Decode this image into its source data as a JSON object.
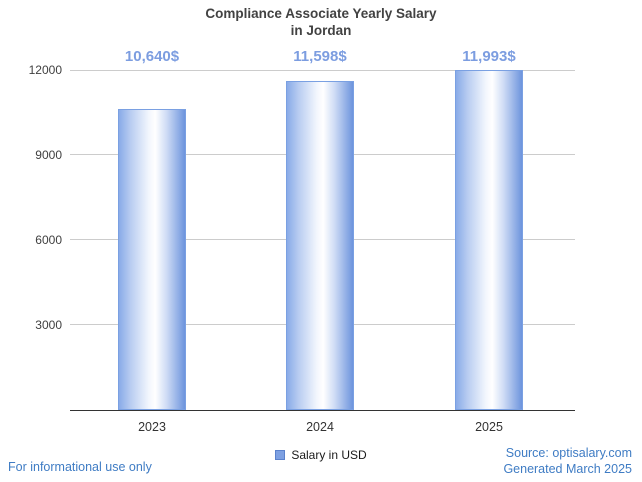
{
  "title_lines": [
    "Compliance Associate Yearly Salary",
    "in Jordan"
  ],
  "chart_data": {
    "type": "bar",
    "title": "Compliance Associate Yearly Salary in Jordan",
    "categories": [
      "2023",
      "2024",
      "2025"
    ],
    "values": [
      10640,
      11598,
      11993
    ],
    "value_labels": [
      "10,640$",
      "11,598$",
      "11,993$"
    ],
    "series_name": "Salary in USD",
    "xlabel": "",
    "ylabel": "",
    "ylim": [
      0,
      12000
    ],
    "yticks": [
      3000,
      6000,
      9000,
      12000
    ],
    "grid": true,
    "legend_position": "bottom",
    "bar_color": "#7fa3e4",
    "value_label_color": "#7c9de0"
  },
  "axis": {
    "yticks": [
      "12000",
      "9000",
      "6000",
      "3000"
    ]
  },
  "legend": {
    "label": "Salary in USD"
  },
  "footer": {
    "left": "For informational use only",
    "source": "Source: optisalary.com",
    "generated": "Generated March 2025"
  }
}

* * *

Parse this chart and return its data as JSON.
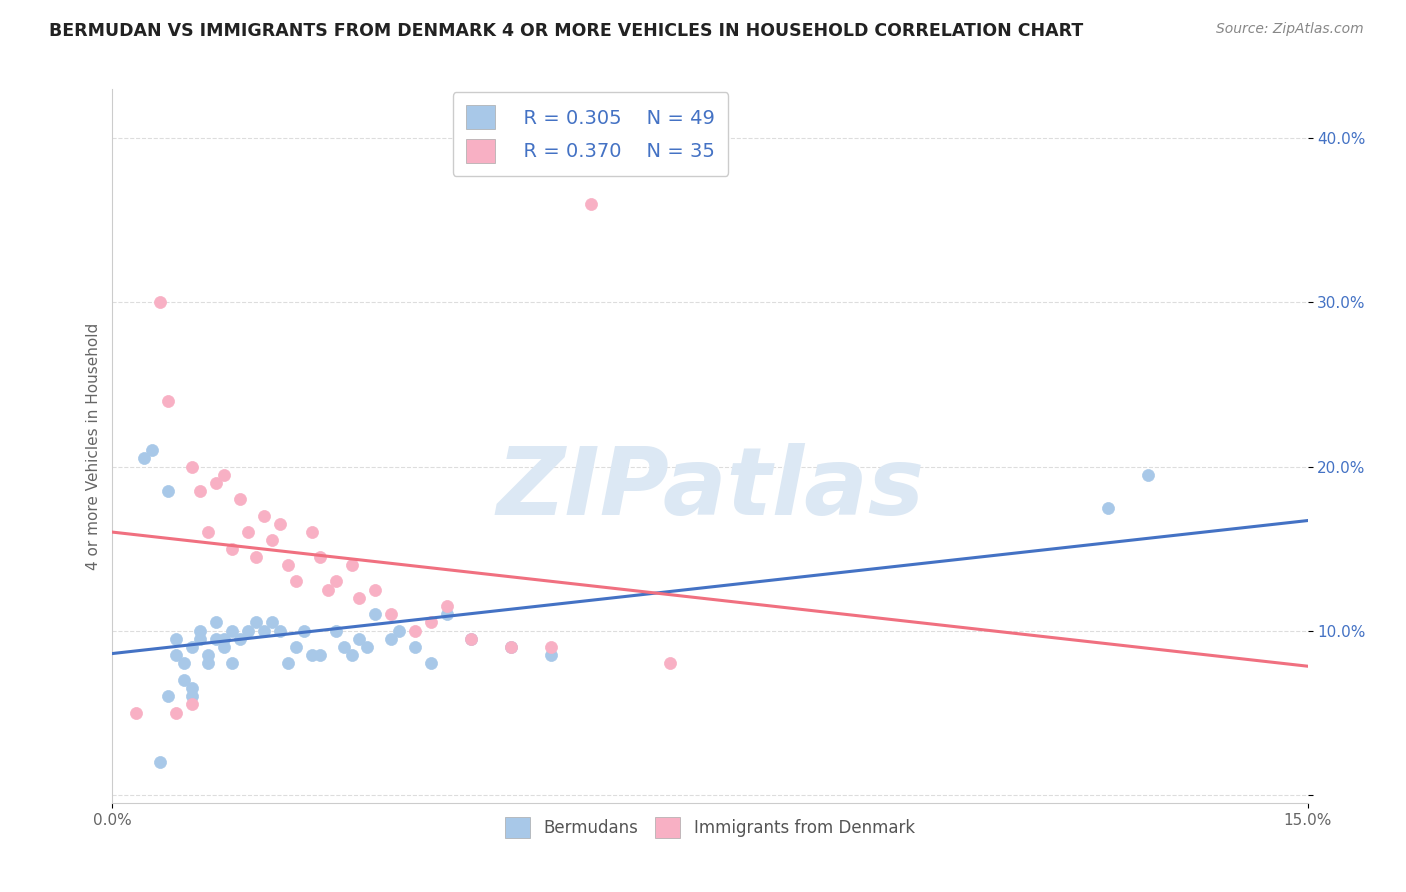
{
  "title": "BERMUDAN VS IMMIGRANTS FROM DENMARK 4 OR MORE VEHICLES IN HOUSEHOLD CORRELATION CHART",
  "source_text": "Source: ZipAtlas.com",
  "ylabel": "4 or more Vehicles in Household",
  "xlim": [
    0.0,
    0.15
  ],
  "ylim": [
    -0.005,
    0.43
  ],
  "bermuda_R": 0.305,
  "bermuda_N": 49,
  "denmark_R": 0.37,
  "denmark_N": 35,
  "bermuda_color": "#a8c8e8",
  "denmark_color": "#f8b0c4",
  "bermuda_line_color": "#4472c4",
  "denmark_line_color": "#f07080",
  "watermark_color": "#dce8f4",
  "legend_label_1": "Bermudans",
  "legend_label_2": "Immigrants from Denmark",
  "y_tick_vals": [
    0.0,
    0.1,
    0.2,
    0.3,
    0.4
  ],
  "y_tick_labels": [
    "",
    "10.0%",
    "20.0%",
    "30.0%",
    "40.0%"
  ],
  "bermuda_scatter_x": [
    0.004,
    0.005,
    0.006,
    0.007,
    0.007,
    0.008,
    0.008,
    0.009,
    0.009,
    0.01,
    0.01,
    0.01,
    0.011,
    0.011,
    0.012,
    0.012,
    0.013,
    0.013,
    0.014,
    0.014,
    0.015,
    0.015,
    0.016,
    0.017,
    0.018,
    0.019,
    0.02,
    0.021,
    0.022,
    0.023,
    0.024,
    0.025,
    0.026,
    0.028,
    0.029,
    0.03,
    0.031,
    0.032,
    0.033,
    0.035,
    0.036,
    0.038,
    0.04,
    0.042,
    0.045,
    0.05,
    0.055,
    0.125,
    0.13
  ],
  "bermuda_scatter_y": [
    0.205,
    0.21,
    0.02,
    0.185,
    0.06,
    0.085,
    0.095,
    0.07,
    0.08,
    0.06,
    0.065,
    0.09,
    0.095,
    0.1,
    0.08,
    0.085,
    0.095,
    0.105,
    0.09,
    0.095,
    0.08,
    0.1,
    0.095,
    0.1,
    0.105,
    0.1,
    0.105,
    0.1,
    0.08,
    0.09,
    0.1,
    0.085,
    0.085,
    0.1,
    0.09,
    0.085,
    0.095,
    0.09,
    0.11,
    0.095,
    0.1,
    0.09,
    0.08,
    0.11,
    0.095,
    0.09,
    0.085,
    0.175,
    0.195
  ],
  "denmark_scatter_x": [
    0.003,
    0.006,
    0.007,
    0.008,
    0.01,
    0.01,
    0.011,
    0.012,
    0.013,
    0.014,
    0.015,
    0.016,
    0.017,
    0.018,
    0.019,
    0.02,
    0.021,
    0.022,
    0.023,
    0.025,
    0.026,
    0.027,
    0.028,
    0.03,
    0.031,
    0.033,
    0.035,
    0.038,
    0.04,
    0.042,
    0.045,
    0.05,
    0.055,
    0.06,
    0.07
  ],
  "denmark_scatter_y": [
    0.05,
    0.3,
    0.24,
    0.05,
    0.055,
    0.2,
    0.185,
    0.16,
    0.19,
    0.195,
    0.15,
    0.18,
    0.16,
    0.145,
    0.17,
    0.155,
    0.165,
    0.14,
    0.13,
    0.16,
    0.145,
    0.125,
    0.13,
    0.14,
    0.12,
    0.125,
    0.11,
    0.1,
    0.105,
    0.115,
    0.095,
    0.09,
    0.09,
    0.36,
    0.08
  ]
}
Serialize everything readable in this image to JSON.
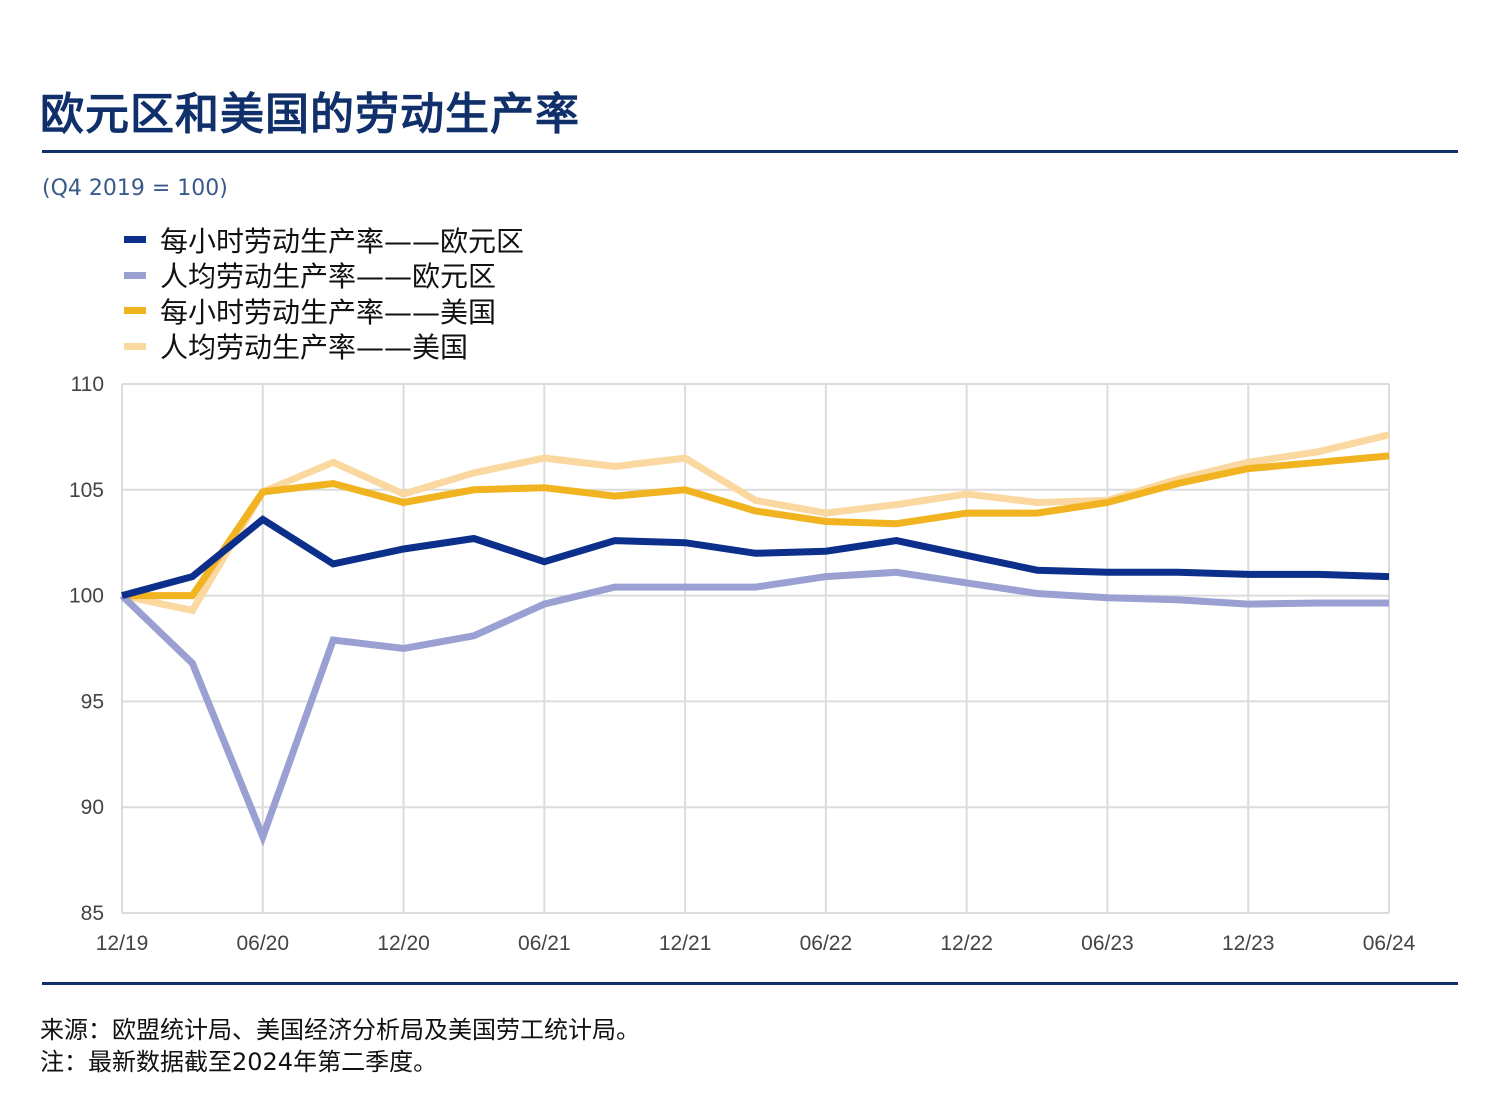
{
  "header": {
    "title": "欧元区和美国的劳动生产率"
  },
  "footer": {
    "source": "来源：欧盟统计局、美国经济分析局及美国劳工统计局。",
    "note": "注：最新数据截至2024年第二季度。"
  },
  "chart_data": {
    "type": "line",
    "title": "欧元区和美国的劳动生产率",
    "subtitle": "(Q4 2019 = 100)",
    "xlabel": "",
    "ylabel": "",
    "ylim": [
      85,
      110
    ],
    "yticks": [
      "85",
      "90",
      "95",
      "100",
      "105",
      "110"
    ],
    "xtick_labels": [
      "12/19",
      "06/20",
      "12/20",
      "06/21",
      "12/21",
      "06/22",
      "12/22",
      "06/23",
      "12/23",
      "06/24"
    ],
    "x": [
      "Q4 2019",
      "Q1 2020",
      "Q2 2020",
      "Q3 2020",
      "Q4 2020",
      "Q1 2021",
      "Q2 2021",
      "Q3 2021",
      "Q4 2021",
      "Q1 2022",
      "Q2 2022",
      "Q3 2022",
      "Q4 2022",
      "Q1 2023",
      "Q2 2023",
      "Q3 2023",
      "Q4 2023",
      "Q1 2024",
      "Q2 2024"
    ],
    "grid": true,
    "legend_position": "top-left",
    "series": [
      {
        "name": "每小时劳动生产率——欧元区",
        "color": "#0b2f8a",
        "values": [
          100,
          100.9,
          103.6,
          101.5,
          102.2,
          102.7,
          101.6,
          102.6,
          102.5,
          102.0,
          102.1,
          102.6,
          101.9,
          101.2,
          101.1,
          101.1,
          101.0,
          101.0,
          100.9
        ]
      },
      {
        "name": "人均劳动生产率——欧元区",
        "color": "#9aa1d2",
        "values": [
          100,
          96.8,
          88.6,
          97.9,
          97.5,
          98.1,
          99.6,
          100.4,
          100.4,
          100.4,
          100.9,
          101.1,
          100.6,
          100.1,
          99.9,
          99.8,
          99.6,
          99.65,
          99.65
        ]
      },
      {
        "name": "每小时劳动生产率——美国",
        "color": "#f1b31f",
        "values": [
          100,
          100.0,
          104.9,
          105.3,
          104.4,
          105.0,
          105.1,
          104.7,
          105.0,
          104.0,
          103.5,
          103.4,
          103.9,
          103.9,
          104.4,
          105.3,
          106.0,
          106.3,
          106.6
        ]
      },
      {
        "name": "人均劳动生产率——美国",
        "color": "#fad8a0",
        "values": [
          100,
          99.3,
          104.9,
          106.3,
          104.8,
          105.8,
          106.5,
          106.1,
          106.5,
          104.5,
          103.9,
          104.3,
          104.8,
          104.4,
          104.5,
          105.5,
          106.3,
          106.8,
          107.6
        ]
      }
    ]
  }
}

• [THE TASK]:
Pick out and copy the lines of the material that include the word "JSON".

• [TASK ANSWER]:
Decode this image into its source data as a JSON object.
Parse this chart and return its data as JSON.
Serialize everything readable in this image to JSON.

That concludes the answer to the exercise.